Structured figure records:
================================
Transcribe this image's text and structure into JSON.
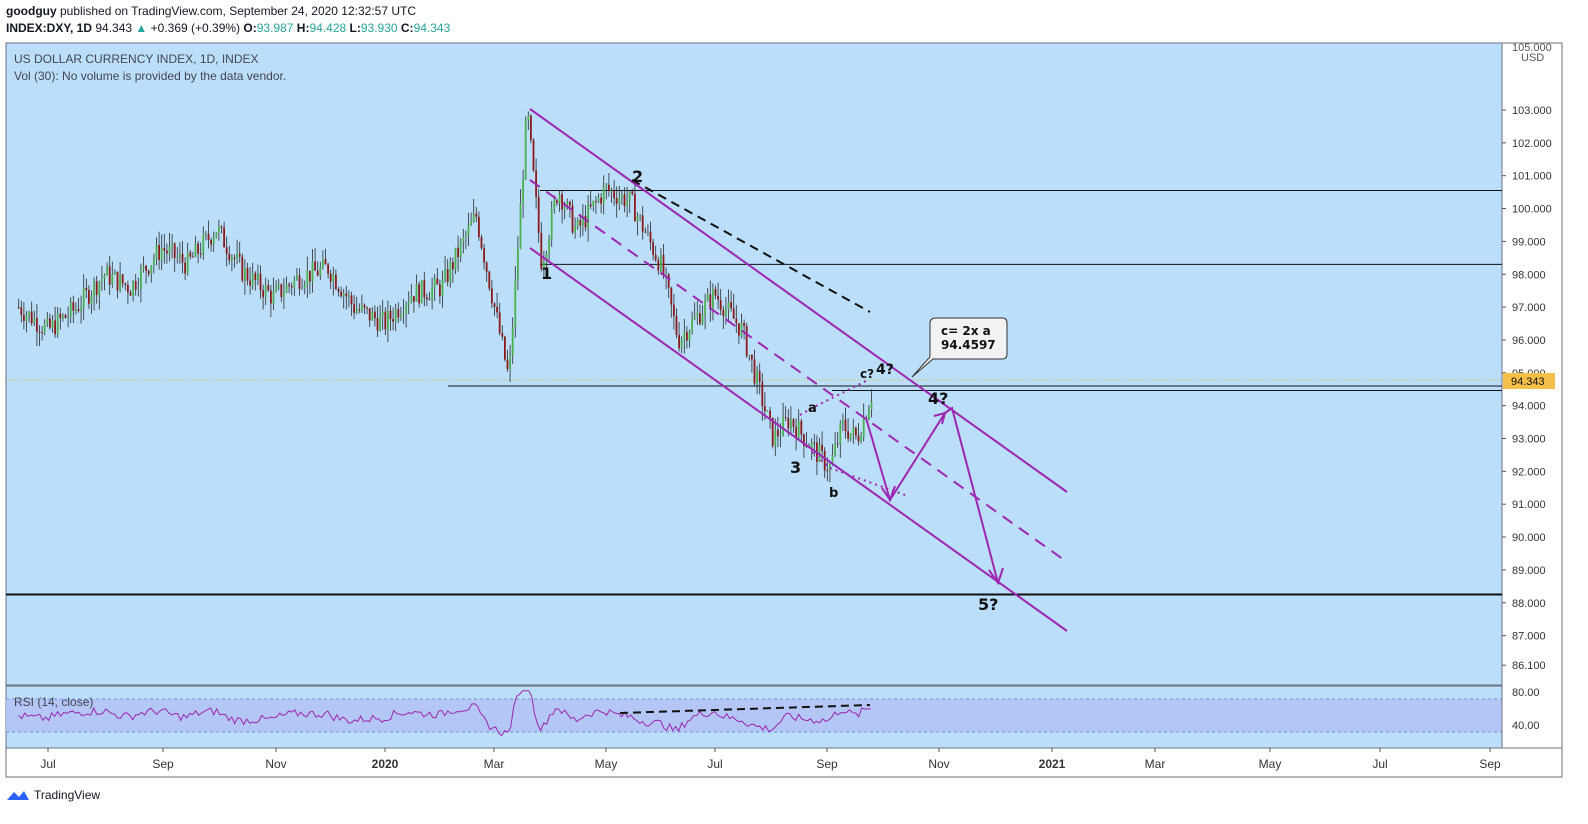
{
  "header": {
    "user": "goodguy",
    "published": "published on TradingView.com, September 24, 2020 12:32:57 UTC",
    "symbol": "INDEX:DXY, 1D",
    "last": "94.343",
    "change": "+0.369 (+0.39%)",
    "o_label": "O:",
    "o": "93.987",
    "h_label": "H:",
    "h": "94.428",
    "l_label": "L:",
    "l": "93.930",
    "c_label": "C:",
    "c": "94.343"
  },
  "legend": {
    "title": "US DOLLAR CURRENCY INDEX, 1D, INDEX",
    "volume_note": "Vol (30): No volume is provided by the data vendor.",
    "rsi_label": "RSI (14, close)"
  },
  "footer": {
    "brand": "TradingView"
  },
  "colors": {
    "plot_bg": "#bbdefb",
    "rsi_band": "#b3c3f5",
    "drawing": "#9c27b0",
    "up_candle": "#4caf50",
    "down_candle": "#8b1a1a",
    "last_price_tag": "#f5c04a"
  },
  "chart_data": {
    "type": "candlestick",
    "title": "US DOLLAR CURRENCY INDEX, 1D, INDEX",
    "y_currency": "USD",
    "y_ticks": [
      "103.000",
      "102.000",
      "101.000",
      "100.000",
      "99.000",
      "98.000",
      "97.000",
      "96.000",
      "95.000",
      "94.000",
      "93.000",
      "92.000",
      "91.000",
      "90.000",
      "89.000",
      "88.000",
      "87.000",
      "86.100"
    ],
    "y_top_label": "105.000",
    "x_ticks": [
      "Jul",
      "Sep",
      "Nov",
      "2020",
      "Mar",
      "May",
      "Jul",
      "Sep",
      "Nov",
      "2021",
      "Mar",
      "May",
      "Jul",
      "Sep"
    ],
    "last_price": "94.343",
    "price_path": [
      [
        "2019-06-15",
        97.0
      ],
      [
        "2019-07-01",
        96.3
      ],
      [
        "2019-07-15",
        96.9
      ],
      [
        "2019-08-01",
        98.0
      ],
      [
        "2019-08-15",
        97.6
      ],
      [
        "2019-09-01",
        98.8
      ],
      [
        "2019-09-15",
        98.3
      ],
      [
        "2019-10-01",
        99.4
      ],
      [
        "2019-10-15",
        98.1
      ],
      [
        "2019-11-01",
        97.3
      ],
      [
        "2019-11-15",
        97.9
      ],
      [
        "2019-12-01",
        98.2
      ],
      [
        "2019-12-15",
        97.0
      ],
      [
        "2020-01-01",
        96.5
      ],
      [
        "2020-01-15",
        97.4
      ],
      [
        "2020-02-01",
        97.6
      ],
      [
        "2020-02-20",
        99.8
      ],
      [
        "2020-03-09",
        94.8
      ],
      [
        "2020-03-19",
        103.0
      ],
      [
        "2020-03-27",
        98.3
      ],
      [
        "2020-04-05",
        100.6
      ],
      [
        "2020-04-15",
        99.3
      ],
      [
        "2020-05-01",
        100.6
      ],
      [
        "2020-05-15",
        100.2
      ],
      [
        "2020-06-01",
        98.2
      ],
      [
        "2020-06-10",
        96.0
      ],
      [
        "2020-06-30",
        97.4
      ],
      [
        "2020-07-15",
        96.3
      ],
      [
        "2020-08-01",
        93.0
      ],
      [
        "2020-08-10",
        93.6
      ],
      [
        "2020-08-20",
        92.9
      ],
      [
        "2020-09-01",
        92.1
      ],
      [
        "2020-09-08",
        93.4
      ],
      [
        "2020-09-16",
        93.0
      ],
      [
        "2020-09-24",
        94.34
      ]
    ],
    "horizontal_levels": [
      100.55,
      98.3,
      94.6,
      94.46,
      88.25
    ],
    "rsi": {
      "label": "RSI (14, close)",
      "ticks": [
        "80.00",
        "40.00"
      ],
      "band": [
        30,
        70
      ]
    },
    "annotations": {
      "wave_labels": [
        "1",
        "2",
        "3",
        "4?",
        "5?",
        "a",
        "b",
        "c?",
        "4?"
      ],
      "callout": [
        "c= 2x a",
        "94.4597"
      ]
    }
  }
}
================================
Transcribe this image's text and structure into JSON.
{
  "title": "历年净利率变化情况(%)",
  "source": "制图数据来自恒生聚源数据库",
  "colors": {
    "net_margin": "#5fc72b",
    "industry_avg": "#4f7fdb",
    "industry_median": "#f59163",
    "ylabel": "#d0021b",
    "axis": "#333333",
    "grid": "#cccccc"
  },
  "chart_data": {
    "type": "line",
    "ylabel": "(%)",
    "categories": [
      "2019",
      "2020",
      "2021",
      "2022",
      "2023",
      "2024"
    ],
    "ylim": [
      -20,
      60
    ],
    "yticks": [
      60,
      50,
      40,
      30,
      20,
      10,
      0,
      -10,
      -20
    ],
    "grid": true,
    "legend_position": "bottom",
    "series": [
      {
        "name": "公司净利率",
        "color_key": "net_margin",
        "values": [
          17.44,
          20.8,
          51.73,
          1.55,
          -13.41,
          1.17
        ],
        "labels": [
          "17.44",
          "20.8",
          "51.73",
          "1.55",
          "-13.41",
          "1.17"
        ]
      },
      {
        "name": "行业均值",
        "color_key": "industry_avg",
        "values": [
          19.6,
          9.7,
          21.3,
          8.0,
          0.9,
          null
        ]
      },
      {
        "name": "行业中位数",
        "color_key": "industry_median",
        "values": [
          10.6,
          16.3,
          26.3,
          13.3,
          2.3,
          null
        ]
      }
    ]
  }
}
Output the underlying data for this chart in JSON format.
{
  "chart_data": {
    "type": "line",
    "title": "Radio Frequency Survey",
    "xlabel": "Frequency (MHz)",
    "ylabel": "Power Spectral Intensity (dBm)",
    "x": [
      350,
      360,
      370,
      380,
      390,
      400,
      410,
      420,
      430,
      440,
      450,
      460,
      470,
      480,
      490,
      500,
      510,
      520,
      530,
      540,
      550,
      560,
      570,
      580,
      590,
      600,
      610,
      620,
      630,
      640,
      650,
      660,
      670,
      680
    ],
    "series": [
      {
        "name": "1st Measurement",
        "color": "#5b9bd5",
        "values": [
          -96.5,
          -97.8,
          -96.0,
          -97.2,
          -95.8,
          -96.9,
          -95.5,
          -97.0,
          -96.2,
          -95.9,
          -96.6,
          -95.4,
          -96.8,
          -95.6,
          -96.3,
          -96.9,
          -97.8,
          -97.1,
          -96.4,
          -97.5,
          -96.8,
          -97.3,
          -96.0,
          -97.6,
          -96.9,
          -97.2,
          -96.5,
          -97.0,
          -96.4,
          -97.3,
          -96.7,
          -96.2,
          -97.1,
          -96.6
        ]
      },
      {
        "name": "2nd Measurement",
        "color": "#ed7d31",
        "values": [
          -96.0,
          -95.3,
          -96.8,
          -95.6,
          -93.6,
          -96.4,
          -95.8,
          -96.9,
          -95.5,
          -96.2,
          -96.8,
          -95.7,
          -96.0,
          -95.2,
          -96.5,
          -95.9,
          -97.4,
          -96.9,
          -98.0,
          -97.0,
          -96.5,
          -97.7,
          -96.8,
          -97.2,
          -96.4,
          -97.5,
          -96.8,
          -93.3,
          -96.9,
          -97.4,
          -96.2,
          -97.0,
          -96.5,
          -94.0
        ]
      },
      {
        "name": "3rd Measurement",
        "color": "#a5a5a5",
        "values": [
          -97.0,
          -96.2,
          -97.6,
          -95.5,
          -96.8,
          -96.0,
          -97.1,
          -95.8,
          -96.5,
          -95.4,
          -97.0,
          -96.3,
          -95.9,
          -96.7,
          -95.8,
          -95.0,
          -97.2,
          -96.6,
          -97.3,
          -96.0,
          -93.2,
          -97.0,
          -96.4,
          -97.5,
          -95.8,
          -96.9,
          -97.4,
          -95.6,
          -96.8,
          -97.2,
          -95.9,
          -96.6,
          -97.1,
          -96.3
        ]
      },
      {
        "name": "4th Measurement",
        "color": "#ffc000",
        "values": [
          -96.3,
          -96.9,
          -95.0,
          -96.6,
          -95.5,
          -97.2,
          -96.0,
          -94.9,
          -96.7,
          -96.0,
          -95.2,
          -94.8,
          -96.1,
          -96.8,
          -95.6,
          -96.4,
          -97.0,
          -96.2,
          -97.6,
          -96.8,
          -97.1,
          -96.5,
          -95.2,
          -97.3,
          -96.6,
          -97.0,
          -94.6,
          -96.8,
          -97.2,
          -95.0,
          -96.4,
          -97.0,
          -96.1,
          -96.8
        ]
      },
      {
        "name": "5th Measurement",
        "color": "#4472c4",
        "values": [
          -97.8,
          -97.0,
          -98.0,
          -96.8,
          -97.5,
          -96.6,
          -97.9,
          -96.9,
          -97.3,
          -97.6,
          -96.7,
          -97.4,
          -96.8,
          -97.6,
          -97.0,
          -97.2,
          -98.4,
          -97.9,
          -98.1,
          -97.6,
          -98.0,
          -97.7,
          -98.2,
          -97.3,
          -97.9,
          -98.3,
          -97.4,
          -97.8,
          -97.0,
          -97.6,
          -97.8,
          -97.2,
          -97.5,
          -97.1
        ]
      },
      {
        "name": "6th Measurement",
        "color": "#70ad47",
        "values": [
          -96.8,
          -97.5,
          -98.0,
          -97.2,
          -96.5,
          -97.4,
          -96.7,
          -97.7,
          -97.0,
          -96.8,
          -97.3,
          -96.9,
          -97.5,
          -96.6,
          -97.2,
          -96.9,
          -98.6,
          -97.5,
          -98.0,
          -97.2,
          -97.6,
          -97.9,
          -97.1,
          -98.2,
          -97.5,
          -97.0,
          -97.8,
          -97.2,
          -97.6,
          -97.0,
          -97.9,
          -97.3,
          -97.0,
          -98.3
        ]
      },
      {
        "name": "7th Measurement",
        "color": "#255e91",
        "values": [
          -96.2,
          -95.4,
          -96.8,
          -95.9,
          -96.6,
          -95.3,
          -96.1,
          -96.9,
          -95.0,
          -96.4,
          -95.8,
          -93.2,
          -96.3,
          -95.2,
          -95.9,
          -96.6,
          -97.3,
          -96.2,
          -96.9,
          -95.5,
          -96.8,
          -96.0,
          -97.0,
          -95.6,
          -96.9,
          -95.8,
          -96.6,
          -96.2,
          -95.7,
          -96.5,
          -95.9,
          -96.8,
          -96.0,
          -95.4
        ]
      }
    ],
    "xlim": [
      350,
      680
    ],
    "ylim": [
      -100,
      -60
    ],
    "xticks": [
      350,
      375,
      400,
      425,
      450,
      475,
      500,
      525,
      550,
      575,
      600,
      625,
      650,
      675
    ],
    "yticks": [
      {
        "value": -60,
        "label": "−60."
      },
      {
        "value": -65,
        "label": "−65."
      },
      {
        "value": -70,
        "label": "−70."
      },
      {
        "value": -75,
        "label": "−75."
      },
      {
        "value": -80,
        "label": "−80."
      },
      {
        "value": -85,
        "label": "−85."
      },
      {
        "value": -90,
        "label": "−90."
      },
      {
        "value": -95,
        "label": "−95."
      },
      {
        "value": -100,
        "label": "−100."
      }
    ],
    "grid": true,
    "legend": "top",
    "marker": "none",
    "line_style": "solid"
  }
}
================================
SET TASK →
Which lines in the data above contain "close"? Show each one.

FULL SOLUTION →
    "rsi_label": "RSI (14, close)"
      "label": "RSI (14, close)",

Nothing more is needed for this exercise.